[start Entries supplied]

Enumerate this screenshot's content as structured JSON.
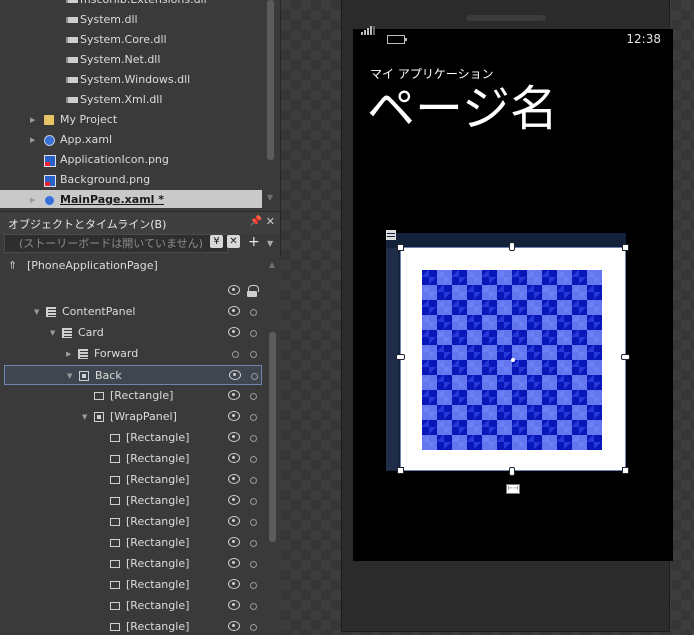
{
  "project": {
    "rows": [
      {
        "label": "mscorlib.Extensions.dll",
        "icon": "dll-icon",
        "indent": 2
      },
      {
        "label": "System.dll",
        "icon": "dll-icon",
        "indent": 2
      },
      {
        "label": "System.Core.dll",
        "icon": "dll-icon",
        "indent": 2
      },
      {
        "label": "System.Net.dll",
        "icon": "dll-icon",
        "indent": 2
      },
      {
        "label": "System.Windows.dll",
        "icon": "dll-icon",
        "indent": 2
      },
      {
        "label": "System.Xml.dll",
        "icon": "dll-icon",
        "indent": 2
      },
      {
        "label": "My Project",
        "icon": "folder-icon",
        "indent": 1,
        "expander": true
      },
      {
        "label": "App.xaml",
        "icon": "xaml-icon",
        "indent": 1,
        "expander": true
      },
      {
        "label": "ApplicationIcon.png",
        "icon": "png-icon",
        "indent": 1
      },
      {
        "label": "Background.png",
        "icon": "png-icon",
        "indent": 1
      },
      {
        "label": "MainPage.xaml *",
        "icon": "xaml-icon",
        "indent": 1,
        "expander": true,
        "selected": true
      }
    ]
  },
  "objects_panel": {
    "title": "オブジェクトとタイムライン(B)",
    "storyboard_placeholder": "(ストーリーボードは開いていません)",
    "root": "[PhoneApplicationPage]",
    "nodes": [
      {
        "label": "ContentPanel",
        "icon": "grid-icon",
        "level": 1,
        "expander": "down"
      },
      {
        "label": "Card",
        "icon": "grid-icon",
        "level": 2,
        "expander": "down"
      },
      {
        "label": "Forward",
        "icon": "grid-icon",
        "level": 3,
        "expander": "right",
        "hidden": true
      },
      {
        "label": "Back",
        "icon": "canvas-icon",
        "level": 3,
        "expander": "down",
        "selected": true
      },
      {
        "label": "[Rectangle]",
        "icon": "rectangle-icon",
        "level": 4
      },
      {
        "label": "[WrapPanel]",
        "icon": "wrappanel-icon",
        "level": 4,
        "expander": "down"
      },
      {
        "label": "[Rectangle]",
        "icon": "rectangle-icon",
        "level": 5
      },
      {
        "label": "[Rectangle]",
        "icon": "rectangle-icon",
        "level": 5
      },
      {
        "label": "[Rectangle]",
        "icon": "rectangle-icon",
        "level": 5
      },
      {
        "label": "[Rectangle]",
        "icon": "rectangle-icon",
        "level": 5
      },
      {
        "label": "[Rectangle]",
        "icon": "rectangle-icon",
        "level": 5
      },
      {
        "label": "[Rectangle]",
        "icon": "rectangle-icon",
        "level": 5
      },
      {
        "label": "[Rectangle]",
        "icon": "rectangle-icon",
        "level": 5
      },
      {
        "label": "[Rectangle]",
        "icon": "rectangle-icon",
        "level": 5
      },
      {
        "label": "[Rectangle]",
        "icon": "rectangle-icon",
        "level": 5
      },
      {
        "label": "[Rectangle]",
        "icon": "rectangle-icon",
        "level": 5
      }
    ]
  },
  "phone": {
    "time": "12:38",
    "app_title": "マイ アプリケーション",
    "page_title": "ページ名"
  },
  "colors": {
    "pattern_dark": "#0a17b8",
    "pattern_light": "#8296ff",
    "selection_border": "#6d85b0"
  }
}
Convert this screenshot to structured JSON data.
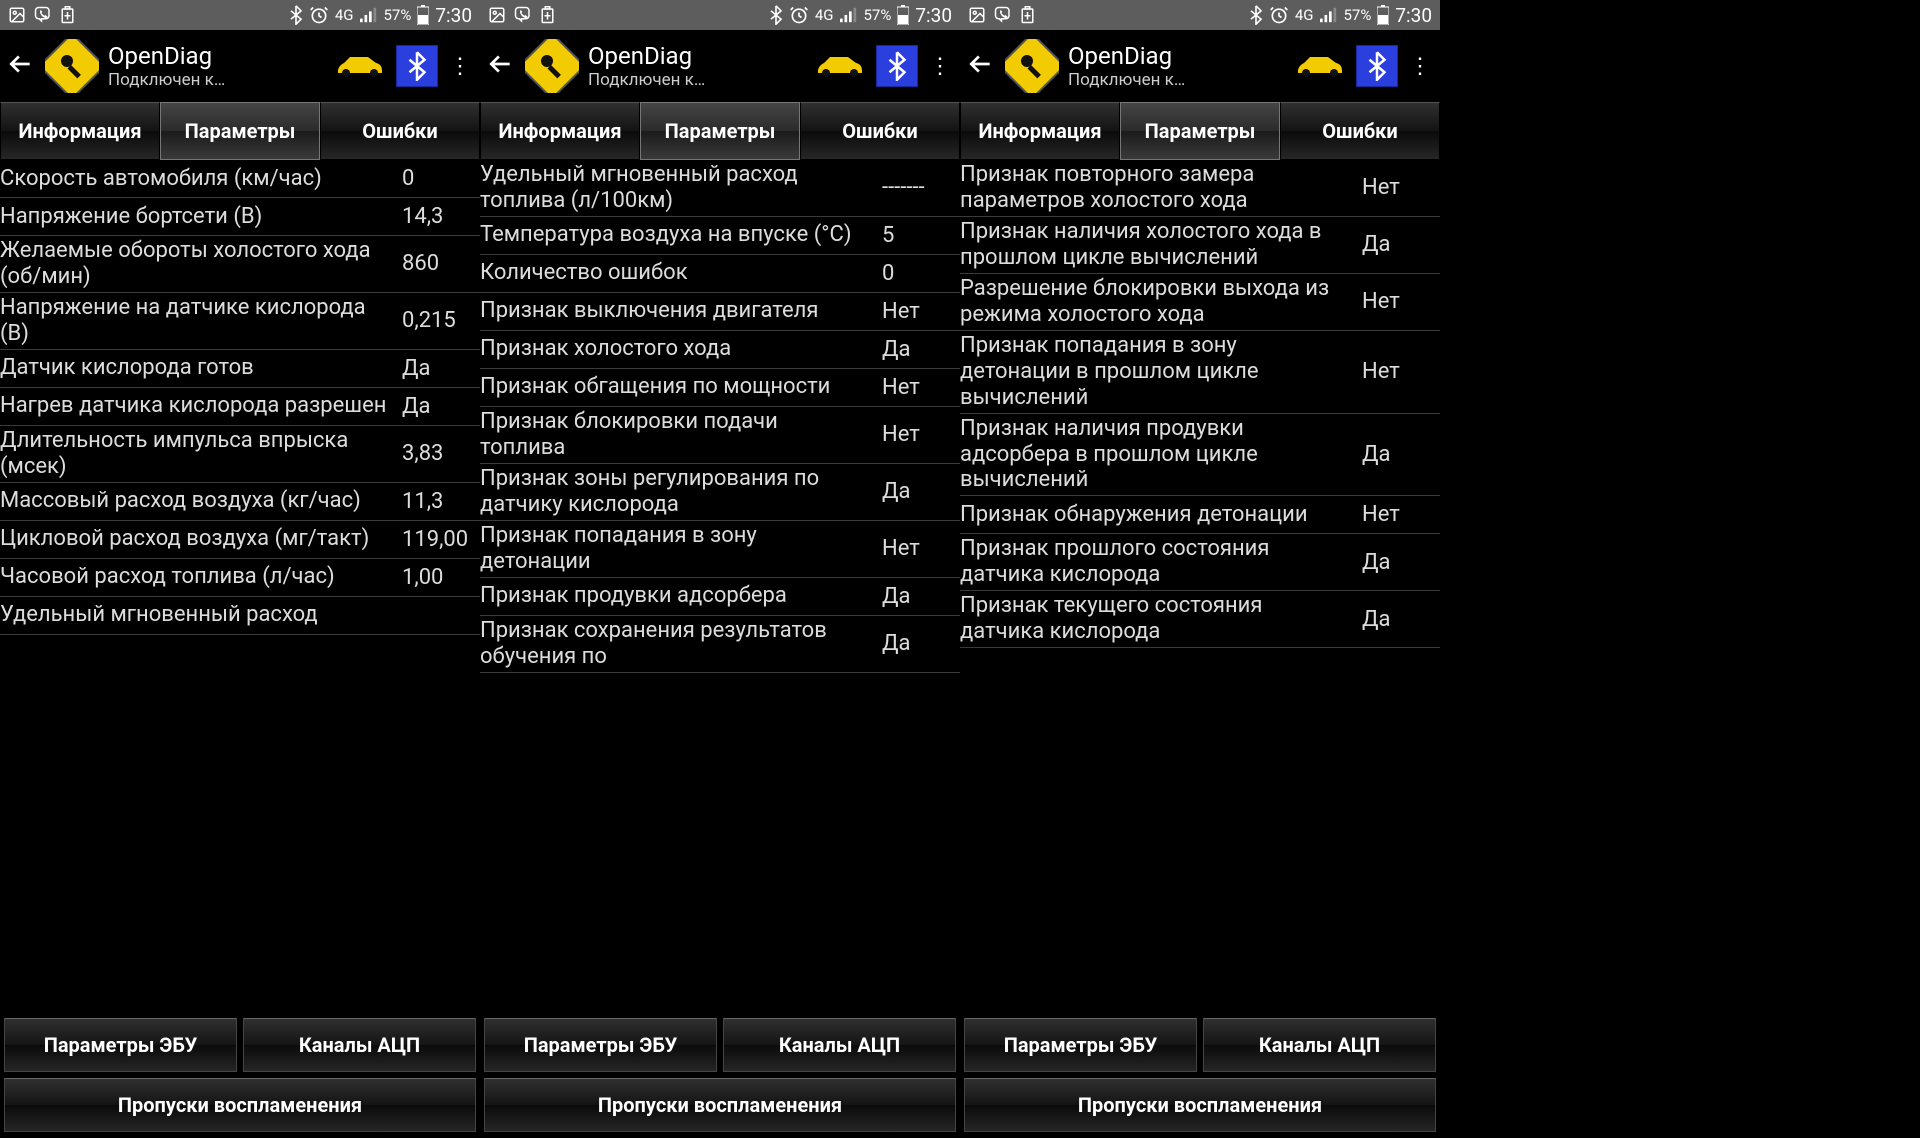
{
  "statusbar": {
    "network_label": "4G",
    "battery_pct": "57%",
    "clock": "7:30"
  },
  "appbar": {
    "title": "OpenDiag",
    "subtitle": "Подключен к…"
  },
  "tabs": {
    "info": "Информация",
    "params": "Параметры",
    "errors": "Ошибки"
  },
  "bottom": {
    "ecu_params": "Параметры ЭБУ",
    "adc_channels": "Каналы АЦП",
    "misfires": "Пропуски воспламенения"
  },
  "panes": [
    {
      "rows": [
        {
          "label": "Скорость автомобиля (км/час)",
          "value": "0"
        },
        {
          "label": "Напряжение бортсети (В)",
          "value": "14,3"
        },
        {
          "label": "Желаемые обороты холостого хода (об/мин)",
          "value": "860"
        },
        {
          "label": "Напряжение на датчике кислорода (В)",
          "value": "0,215"
        },
        {
          "label": "Датчик кислорода готов",
          "value": "Да"
        },
        {
          "label": "Нагрев датчика кислорода разрешен",
          "value": "Да"
        },
        {
          "label": "Длительность импульса впрыска (мсек)",
          "value": "3,83"
        },
        {
          "label": "Массовый расход воздуха (кг/час)",
          "value": "11,3"
        },
        {
          "label": "Цикловой расход воздуха (мг/такт)",
          "value": "119,00"
        },
        {
          "label": "Часовой расход топлива (л/час)",
          "value": "1,00"
        },
        {
          "label": "Удельный мгновенный расход",
          "value": ""
        }
      ]
    },
    {
      "rows": [
        {
          "label": "Удельный мгновенный расход топлива (л/100км)",
          "value": "-------"
        },
        {
          "label": "Температура воздуха на впуске (°C)",
          "value": "5"
        },
        {
          "label": "Количество ошибок",
          "value": "0"
        },
        {
          "label": "Признак выключения двигателя",
          "value": "Нет"
        },
        {
          "label": "Признак холостого хода",
          "value": "Да"
        },
        {
          "label": "Признак обгащения по мощности",
          "value": "Нет"
        },
        {
          "label": "Признак блокировки подачи топлива",
          "value": "Нет"
        },
        {
          "label": "Признак зоны регулирования по датчику кислорода",
          "value": "Да"
        },
        {
          "label": "Признак попадания в зону детонации",
          "value": "Нет"
        },
        {
          "label": "Признак продувки адсорбера",
          "value": "Да"
        },
        {
          "label": "Признак сохранения результатов обучения по",
          "value": "Да"
        }
      ]
    },
    {
      "rows": [
        {
          "label": "Признак повторного замера параметров холостого хода",
          "value": "Нет"
        },
        {
          "label": "Признак наличия холостого хода в прошлом цикле вычислений",
          "value": "Да"
        },
        {
          "label": "Разрешение блокировки выхода из режима холостого хода",
          "value": "Нет"
        },
        {
          "label": "Признак попадания в зону детонации в прошлом цикле вычислений",
          "value": "Нет"
        },
        {
          "label": "Признак наличия продувки адсорбера в прошлом цикле вычислений",
          "value": "Да"
        },
        {
          "label": "Признак обнаружения детонации",
          "value": "Нет"
        },
        {
          "label": "Признак прошлого состояния датчика кислорода",
          "value": "Да"
        },
        {
          "label": "Признак текущего состояния датчика кислорода",
          "value": "Да"
        }
      ]
    }
  ]
}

[end Entries supplied]

Problem description: Transcribe all of the material exactly, leaving out whatever pictures it contains.

Finished task:
Enumerate this screenshot's content as structured JSON.
{
  "project": {
    "rows": [
      {
        "label": "mscorlib.Extensions.dll",
        "icon": "dll-icon",
        "indent": 2
      },
      {
        "label": "System.dll",
        "icon": "dll-icon",
        "indent": 2
      },
      {
        "label": "System.Core.dll",
        "icon": "dll-icon",
        "indent": 2
      },
      {
        "label": "System.Net.dll",
        "icon": "dll-icon",
        "indent": 2
      },
      {
        "label": "System.Windows.dll",
        "icon": "dll-icon",
        "indent": 2
      },
      {
        "label": "System.Xml.dll",
        "icon": "dll-icon",
        "indent": 2
      },
      {
        "label": "My Project",
        "icon": "folder-icon",
        "indent": 1,
        "expander": true
      },
      {
        "label": "App.xaml",
        "icon": "xaml-icon",
        "indent": 1,
        "expander": true
      },
      {
        "label": "ApplicationIcon.png",
        "icon": "png-icon",
        "indent": 1
      },
      {
        "label": "Background.png",
        "icon": "png-icon",
        "indent": 1
      },
      {
        "label": "MainPage.xaml *",
        "icon": "xaml-icon",
        "indent": 1,
        "expander": true,
        "selected": true
      }
    ]
  },
  "objects_panel": {
    "title": "オブジェクトとタイムライン(B)",
    "storyboard_placeholder": "(ストーリーボードは開いていません)",
    "root": "[PhoneApplicationPage]",
    "nodes": [
      {
        "label": "ContentPanel",
        "icon": "grid-icon",
        "level": 1,
        "expander": "down"
      },
      {
        "label": "Card",
        "icon": "grid-icon",
        "level": 2,
        "expander": "down"
      },
      {
        "label": "Forward",
        "icon": "grid-icon",
        "level": 3,
        "expander": "right",
        "hidden": true
      },
      {
        "label": "Back",
        "icon": "canvas-icon",
        "level": 3,
        "expander": "down",
        "selected": true
      },
      {
        "label": "[Rectangle]",
        "icon": "rectangle-icon",
        "level": 4
      },
      {
        "label": "[WrapPanel]",
        "icon": "wrappanel-icon",
        "level": 4,
        "expander": "down"
      },
      {
        "label": "[Rectangle]",
        "icon": "rectangle-icon",
        "level": 5
      },
      {
        "label": "[Rectangle]",
        "icon": "rectangle-icon",
        "level": 5
      },
      {
        "label": "[Rectangle]",
        "icon": "rectangle-icon",
        "level": 5
      },
      {
        "label": "[Rectangle]",
        "icon": "rectangle-icon",
        "level": 5
      },
      {
        "label": "[Rectangle]",
        "icon": "rectangle-icon",
        "level": 5
      },
      {
        "label": "[Rectangle]",
        "icon": "rectangle-icon",
        "level": 5
      },
      {
        "label": "[Rectangle]",
        "icon": "rectangle-icon",
        "level": 5
      },
      {
        "label": "[Rectangle]",
        "icon": "rectangle-icon",
        "level": 5
      },
      {
        "label": "[Rectangle]",
        "icon": "rectangle-icon",
        "level": 5
      },
      {
        "label": "[Rectangle]",
        "icon": "rectangle-icon",
        "level": 5
      }
    ]
  },
  "phone": {
    "time": "12:38",
    "app_title": "マイ アプリケーション",
    "page_title": "ページ名"
  },
  "colors": {
    "pattern_dark": "#0a17b8",
    "pattern_light": "#8296ff",
    "selection_border": "#6d85b0"
  }
}
Convert this screenshot to structured JSON data.
{
  "statusbar": {
    "network_label": "4G",
    "battery_pct": "57%",
    "clock": "7:30"
  },
  "appbar": {
    "title": "OpenDiag",
    "subtitle": "Подключен к…"
  },
  "tabs": {
    "info": "Информация",
    "params": "Параметры",
    "errors": "Ошибки"
  },
  "bottom": {
    "ecu_params": "Параметры ЭБУ",
    "adc_channels": "Каналы АЦП",
    "misfires": "Пропуски воспламенения"
  },
  "panes": [
    {
      "rows": [
        {
          "label": "Скорость автомобиля (км/час)",
          "value": "0"
        },
        {
          "label": "Напряжение бортсети (В)",
          "value": "14,3"
        },
        {
          "label": "Желаемые обороты холостого хода (об/мин)",
          "value": "860"
        },
        {
          "label": "Напряжение на датчике кислорода (В)",
          "value": "0,215"
        },
        {
          "label": "Датчик кислорода готов",
          "value": "Да"
        },
        {
          "label": "Нагрев датчика кислорода разрешен",
          "value": "Да"
        },
        {
          "label": "Длительность импульса впрыска (мсек)",
          "value": "3,83"
        },
        {
          "label": "Массовый расход воздуха (кг/час)",
          "value": "11,3"
        },
        {
          "label": "Цикловой расход воздуха (мг/такт)",
          "value": "119,00"
        },
        {
          "label": "Часовой расход топлива (л/час)",
          "value": "1,00"
        },
        {
          "label": "Удельный мгновенный расход",
          "value": ""
        }
      ]
    },
    {
      "rows": [
        {
          "label": "Удельный мгновенный расход топлива (л/100км)",
          "value": "-------"
        },
        {
          "label": "Температура воздуха на впуске (°C)",
          "value": "5"
        },
        {
          "label": "Количество ошибок",
          "value": "0"
        },
        {
          "label": "Признак выключения двигателя",
          "value": "Нет"
        },
        {
          "label": "Признак холостого хода",
          "value": "Да"
        },
        {
          "label": "Признак обгащения по мощности",
          "value": "Нет"
        },
        {
          "label": "Признак блокировки подачи топлива",
          "value": "Нет"
        },
        {
          "label": "Признак зоны регулирования по датчику кислорода",
          "value": "Да"
        },
        {
          "label": "Признак попадания в зону детонации",
          "value": "Нет"
        },
        {
          "label": "Признак продувки адсорбера",
          "value": "Да"
        },
        {
          "label": "Признак сохранения результатов обучения по",
          "value": "Да"
        }
      ]
    },
    {
      "rows": [
        {
          "label": "Признак повторного замера параметров холостого хода",
          "value": "Нет"
        },
        {
          "label": "Признак наличия холостого хода в прошлом цикле вычислений",
          "value": "Да"
        },
        {
          "label": "Разрешение блокировки выхода из режима холостого хода",
          "value": "Нет"
        },
        {
          "label": "Признак попадания в зону детонации в прошлом цикле вычислений",
          "value": "Нет"
        },
        {
          "label": "Признак наличия продувки адсорбера в прошлом цикле вычислений",
          "value": "Да"
        },
        {
          "label": "Признак обнаружения детонации",
          "value": "Нет"
        },
        {
          "label": "Признак прошлого состояния датчика кислорода",
          "value": "Да"
        },
        {
          "label": "Признак текущего состояния датчика кислорода",
          "value": "Да"
        }
      ]
    }
  ]
}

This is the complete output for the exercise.